## START

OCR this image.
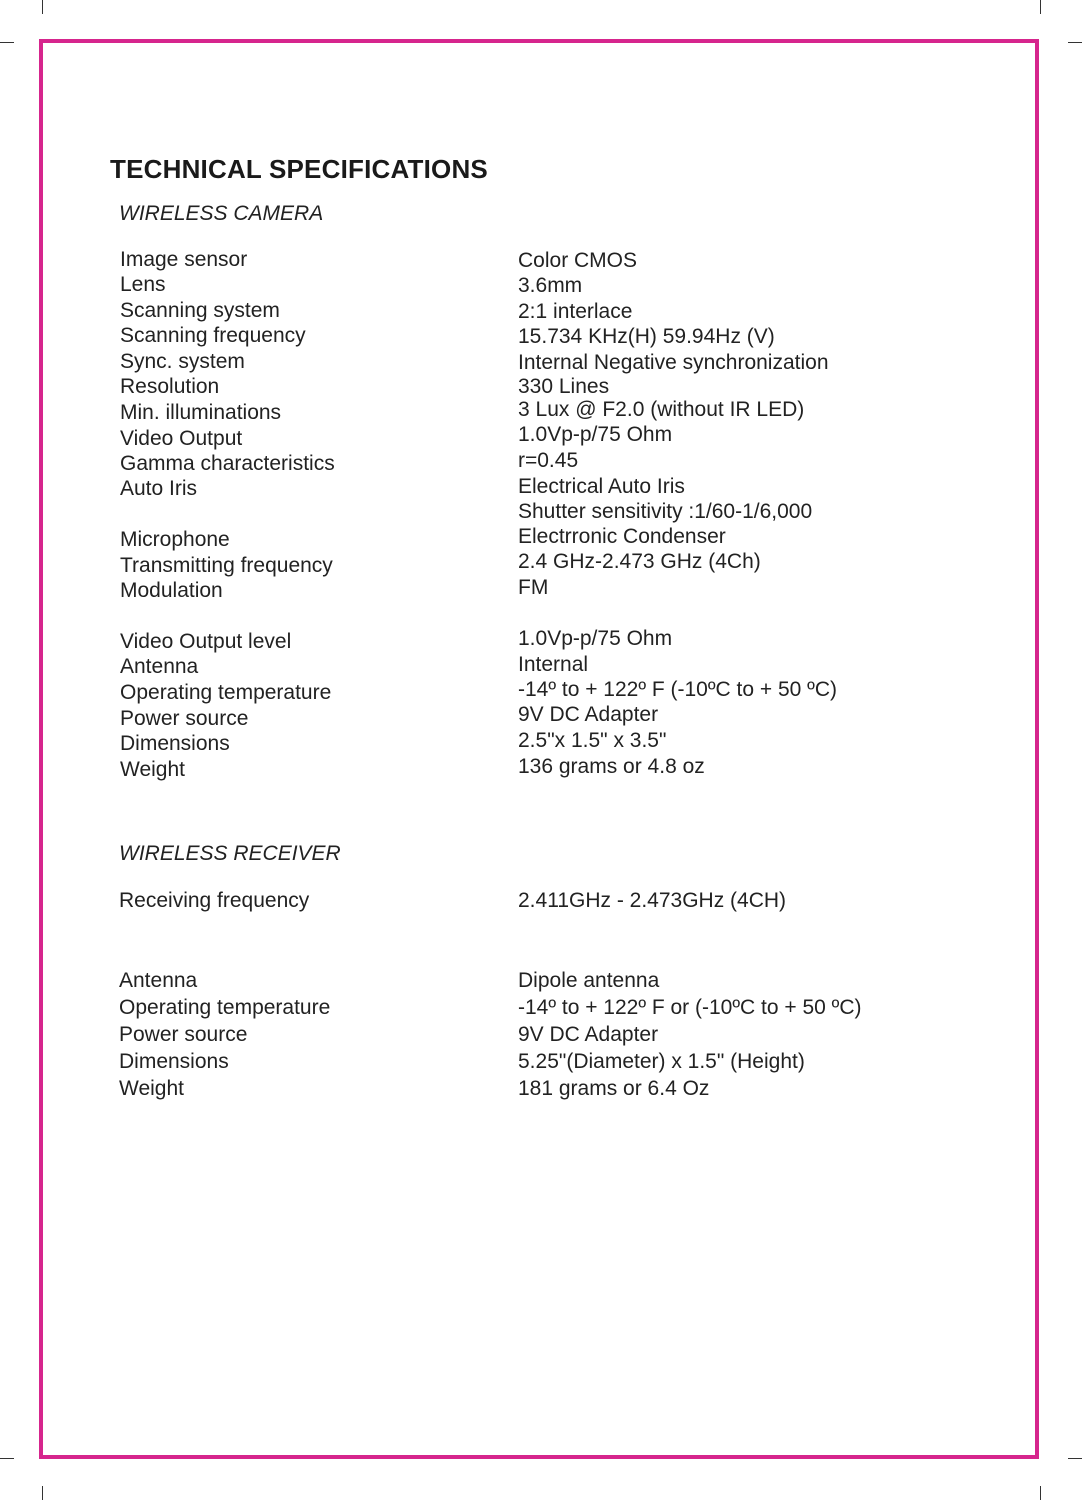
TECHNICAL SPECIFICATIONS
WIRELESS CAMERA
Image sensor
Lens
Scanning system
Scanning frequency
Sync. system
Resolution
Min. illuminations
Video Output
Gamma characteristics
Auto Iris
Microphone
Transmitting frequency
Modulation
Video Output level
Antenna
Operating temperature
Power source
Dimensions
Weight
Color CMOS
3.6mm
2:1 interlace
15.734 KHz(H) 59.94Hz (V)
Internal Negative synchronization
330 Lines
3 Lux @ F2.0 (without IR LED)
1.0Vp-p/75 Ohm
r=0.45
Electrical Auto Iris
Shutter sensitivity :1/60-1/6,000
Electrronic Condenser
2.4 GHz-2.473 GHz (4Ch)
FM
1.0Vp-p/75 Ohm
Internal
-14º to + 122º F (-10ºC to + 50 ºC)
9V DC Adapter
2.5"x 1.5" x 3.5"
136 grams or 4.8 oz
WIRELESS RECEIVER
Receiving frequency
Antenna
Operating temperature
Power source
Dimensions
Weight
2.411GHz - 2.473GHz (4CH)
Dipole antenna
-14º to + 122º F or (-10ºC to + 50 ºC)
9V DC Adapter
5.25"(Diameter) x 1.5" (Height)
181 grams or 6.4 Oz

## END

__SHORT PROBLEM__: Copy every record above exactly, leaving out the pictures.

__EXERCISE ANSWER__:
OCR this image.
TECHNICAL SPECIFICATIONS
WIRELESS CAMERA
Image sensor
Lens
Scanning system
Scanning frequency
Sync. system
Resolution
Min. illuminations
Video Output
Gamma characteristics
Auto Iris
Microphone
Transmitting frequency
Modulation
Video Output level
Antenna
Operating temperature
Power source
Dimensions
Weight
Color CMOS
3.6mm
2:1 interlace
15.734 KHz(H) 59.94Hz (V)
Internal Negative synchronization
330 Lines
3 Lux @ F2.0 (without IR LED)
1.0Vp-p/75 Ohm
r=0.45
Electrical Auto Iris
Shutter sensitivity :1/60-1/6,000
Electrronic Condenser
2.4 GHz-2.473 GHz (4Ch)
FM
1.0Vp-p/75 Ohm
Internal
-14º to + 122º F (-10ºC to + 50 ºC)
9V DC Adapter
2.5"x 1.5" x 3.5"
136 grams or 4.8 oz
WIRELESS RECEIVER
Receiving frequency
Antenna
Operating temperature
Power source
Dimensions
Weight
2.411GHz - 2.473GHz (4CH)
Dipole antenna
-14º to + 122º F or (-10ºC to + 50 ºC)
9V DC Adapter
5.25"(Diameter) x 1.5" (Height)
181 grams or 6.4 Oz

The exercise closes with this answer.